** START **

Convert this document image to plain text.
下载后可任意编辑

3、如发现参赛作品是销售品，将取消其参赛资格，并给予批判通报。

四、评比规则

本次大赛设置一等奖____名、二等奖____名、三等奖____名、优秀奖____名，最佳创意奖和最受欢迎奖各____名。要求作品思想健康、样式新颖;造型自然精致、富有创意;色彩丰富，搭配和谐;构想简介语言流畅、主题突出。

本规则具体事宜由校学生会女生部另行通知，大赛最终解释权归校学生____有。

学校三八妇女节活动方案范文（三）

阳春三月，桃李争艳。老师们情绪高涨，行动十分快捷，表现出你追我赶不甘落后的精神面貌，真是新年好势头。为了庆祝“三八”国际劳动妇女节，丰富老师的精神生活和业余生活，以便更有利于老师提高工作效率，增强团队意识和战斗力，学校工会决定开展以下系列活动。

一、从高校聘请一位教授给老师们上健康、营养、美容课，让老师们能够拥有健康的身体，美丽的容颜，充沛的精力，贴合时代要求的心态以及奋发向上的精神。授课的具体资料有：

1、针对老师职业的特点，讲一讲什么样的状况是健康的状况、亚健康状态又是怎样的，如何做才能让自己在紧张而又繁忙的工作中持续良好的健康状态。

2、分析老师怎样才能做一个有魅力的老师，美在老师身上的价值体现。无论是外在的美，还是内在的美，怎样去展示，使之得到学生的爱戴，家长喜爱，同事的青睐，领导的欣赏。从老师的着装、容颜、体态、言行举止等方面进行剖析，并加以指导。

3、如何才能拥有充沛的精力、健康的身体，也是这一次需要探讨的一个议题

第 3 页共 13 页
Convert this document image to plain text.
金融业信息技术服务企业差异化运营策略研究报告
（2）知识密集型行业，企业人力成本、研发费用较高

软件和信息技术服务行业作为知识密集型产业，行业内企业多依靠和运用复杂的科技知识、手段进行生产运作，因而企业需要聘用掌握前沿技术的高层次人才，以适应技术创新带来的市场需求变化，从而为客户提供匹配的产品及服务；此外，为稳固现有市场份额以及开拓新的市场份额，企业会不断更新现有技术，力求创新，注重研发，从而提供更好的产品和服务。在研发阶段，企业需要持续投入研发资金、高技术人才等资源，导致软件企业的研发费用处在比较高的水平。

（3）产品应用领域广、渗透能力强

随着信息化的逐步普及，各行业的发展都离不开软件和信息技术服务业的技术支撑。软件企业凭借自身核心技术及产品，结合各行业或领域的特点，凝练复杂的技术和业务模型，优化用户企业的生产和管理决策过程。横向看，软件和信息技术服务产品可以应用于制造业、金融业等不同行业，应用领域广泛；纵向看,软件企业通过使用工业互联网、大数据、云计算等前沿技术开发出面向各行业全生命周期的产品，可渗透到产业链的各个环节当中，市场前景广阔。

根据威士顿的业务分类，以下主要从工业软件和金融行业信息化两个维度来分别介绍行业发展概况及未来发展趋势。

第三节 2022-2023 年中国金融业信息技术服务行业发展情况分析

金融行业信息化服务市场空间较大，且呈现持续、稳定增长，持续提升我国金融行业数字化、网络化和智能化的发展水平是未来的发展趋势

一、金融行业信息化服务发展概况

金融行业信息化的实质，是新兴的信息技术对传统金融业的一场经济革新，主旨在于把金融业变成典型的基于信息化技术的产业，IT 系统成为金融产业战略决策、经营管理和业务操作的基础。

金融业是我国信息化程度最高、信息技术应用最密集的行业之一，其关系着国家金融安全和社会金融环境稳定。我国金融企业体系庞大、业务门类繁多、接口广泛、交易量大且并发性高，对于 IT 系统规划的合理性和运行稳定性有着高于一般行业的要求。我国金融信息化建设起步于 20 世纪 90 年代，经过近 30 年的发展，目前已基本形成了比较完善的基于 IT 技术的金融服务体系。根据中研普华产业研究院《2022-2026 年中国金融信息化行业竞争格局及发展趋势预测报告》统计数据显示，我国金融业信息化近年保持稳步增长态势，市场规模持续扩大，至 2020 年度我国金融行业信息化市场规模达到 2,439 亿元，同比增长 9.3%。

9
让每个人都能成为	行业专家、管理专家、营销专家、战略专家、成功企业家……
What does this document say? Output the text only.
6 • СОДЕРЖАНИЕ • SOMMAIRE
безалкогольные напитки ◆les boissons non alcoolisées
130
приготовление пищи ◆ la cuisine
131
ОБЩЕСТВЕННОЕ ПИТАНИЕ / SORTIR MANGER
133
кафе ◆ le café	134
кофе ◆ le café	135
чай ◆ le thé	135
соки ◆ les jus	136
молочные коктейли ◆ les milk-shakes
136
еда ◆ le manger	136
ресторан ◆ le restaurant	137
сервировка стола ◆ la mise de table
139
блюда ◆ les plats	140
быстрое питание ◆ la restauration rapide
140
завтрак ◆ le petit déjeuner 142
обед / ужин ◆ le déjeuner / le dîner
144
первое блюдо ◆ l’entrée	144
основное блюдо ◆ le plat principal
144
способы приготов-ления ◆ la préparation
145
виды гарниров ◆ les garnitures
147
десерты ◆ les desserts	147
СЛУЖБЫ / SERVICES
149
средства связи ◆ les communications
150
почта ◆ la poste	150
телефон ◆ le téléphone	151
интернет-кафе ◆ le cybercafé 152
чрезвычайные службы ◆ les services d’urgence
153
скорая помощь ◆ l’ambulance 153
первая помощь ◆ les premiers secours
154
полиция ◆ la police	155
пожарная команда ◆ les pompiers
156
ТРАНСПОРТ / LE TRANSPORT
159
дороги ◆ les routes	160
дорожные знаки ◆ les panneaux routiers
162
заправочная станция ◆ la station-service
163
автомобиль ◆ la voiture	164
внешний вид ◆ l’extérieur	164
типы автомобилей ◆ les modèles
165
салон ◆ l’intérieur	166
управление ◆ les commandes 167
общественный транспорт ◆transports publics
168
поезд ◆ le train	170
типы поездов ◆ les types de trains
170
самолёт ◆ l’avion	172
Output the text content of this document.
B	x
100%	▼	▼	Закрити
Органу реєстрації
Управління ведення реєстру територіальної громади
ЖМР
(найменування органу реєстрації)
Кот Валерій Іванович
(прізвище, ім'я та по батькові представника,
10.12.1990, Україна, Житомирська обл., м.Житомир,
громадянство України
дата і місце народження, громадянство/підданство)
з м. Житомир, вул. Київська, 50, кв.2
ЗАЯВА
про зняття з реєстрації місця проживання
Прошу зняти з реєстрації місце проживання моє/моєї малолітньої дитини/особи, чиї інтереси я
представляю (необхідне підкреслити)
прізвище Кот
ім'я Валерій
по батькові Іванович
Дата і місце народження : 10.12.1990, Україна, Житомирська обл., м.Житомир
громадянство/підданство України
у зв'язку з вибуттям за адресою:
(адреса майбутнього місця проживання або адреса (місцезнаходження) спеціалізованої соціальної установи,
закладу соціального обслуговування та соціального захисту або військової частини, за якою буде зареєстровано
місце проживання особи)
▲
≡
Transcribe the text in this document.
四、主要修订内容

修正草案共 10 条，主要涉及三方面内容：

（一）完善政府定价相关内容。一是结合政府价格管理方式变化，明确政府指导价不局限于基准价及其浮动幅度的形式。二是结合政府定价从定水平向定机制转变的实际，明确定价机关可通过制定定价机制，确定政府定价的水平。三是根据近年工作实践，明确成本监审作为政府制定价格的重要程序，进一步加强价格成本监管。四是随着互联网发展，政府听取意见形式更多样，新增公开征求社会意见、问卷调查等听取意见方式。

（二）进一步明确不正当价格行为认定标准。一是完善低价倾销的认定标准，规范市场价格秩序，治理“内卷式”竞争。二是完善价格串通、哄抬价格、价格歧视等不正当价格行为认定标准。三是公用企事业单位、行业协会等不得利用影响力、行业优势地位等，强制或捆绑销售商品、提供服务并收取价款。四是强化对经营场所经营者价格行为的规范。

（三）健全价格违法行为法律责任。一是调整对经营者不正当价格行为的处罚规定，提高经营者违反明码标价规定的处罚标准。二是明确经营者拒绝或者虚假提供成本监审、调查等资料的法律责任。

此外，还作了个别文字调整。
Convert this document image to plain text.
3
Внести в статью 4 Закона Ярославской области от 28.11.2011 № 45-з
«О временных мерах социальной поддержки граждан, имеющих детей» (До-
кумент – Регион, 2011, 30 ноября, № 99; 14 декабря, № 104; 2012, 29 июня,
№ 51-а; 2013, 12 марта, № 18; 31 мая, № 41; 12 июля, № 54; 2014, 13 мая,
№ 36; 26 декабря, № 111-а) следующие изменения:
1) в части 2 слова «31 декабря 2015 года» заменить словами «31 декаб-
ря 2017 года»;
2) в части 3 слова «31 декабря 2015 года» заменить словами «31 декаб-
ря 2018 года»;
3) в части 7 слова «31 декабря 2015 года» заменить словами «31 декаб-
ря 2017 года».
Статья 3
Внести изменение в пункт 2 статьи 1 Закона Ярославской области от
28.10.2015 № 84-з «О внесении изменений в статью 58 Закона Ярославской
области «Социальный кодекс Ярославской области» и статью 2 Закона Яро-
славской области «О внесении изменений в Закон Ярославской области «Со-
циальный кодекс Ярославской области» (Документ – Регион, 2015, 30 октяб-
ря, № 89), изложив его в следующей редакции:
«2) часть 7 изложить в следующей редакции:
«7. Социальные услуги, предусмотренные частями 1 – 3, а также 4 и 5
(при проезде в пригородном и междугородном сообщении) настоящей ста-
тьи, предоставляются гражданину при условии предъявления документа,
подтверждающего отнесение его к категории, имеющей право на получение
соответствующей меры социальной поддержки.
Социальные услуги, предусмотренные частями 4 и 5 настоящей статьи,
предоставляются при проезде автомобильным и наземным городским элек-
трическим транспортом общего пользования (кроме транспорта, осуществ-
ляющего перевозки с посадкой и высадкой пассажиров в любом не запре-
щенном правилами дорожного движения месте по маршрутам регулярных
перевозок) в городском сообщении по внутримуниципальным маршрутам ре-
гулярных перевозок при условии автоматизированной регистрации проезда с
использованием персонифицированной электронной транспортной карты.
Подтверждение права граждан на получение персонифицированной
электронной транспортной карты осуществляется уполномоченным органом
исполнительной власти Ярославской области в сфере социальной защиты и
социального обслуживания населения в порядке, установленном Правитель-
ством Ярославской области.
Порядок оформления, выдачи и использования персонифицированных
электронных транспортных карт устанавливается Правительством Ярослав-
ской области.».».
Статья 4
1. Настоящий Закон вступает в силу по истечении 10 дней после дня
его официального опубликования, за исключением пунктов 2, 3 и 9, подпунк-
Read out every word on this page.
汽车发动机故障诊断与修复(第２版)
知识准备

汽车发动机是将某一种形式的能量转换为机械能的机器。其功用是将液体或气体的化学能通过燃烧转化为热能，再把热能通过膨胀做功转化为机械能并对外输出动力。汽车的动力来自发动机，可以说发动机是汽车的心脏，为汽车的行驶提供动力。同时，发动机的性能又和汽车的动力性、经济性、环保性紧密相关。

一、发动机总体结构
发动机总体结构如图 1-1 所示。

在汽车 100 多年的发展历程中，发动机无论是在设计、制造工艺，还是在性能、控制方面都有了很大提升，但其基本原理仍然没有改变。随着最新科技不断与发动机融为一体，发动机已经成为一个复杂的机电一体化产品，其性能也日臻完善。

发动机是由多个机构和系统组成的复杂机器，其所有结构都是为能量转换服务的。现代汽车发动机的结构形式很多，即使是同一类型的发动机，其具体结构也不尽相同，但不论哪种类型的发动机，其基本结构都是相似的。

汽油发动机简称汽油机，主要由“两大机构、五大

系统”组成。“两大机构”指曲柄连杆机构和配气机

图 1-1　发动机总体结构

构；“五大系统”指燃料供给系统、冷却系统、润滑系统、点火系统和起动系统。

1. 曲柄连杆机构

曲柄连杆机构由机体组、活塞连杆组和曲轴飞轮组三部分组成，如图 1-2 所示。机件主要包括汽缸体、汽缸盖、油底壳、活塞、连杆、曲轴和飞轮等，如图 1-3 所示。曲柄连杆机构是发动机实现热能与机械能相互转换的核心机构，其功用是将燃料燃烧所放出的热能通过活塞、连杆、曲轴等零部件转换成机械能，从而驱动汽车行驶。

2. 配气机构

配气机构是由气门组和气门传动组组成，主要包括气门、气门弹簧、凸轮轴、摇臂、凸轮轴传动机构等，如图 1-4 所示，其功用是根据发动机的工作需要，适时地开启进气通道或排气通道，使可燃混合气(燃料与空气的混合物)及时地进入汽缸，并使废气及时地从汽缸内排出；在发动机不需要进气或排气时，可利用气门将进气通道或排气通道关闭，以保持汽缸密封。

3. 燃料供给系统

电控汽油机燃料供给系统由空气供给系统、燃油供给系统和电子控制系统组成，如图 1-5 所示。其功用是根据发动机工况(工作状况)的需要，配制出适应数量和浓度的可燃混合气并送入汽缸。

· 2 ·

** END **

Take the line in which "Read out every word on this page." occurs and each subsequent line through the end; give these lines again without alteration.

Read out every word on this page.
汽车发动机故障诊断与修复(第２版)
知识准备

汽车发动机是将某一种形式的能量转换为机械能的机器。其功用是将液体或气体的化学能通过燃烧转化为热能，再把热能通过膨胀做功转化为机械能并对外输出动力。汽车的动力来自发动机，可以说发动机是汽车的心脏，为汽车的行驶提供动力。同时，发动机的性能又和汽车的动力性、经济性、环保性紧密相关。

一、发动机总体结构
发动机总体结构如图 1-1 所示。

在汽车 100 多年的发展历程中，发动机无论是在设计、制造工艺，还是在性能、控制方面都有了很大提升，但其基本原理仍然没有改变。随着最新科技不断与发动机融为一体，发动机已经成为一个复杂的机电一体化产品，其性能也日臻完善。

发动机是由多个机构和系统组成的复杂机器，其所有结构都是为能量转换服务的。现代汽车发动机的结构形式很多，即使是同一类型的发动机，其具体结构也不尽相同，但不论哪种类型的发动机，其基本结构都是相似的。

汽油发动机简称汽油机，主要由“两大机构、五大

系统”组成。“两大机构”指曲柄连杆机构和配气机

图 1-1　发动机总体结构

构；“五大系统”指燃料供给系统、冷却系统、润滑系统、点火系统和起动系统。

1. 曲柄连杆机构

曲柄连杆机构由机体组、活塞连杆组和曲轴飞轮组三部分组成，如图 1-2 所示。机件主要包括汽缸体、汽缸盖、油底壳、活塞、连杆、曲轴和飞轮等，如图 1-3 所示。曲柄连杆机构是发动机实现热能与机械能相互转换的核心机构，其功用是将燃料燃烧所放出的热能通过活塞、连杆、曲轴等零部件转换成机械能，从而驱动汽车行驶。

2. 配气机构

配气机构是由气门组和气门传动组组成，主要包括气门、气门弹簧、凸轮轴、摇臂、凸轮轴传动机构等，如图 1-4 所示，其功用是根据发动机的工作需要，适时地开启进气通道或排气通道，使可燃混合气(燃料与空气的混合物)及时地进入汽缸，并使废气及时地从汽缸内排出；在发动机不需要进气或排气时，可利用气门将进气通道或排气通道关闭，以保持汽缸密封。

3. 燃料供给系统

电控汽油机燃料供给系统由空气供给系统、燃油供给系统和电子控制系统组成，如图 1-5 所示。其功用是根据发动机工况(工作状况)的需要，配制出适应数量和浓度的可燃混合气并送入汽缸。

· 2 ·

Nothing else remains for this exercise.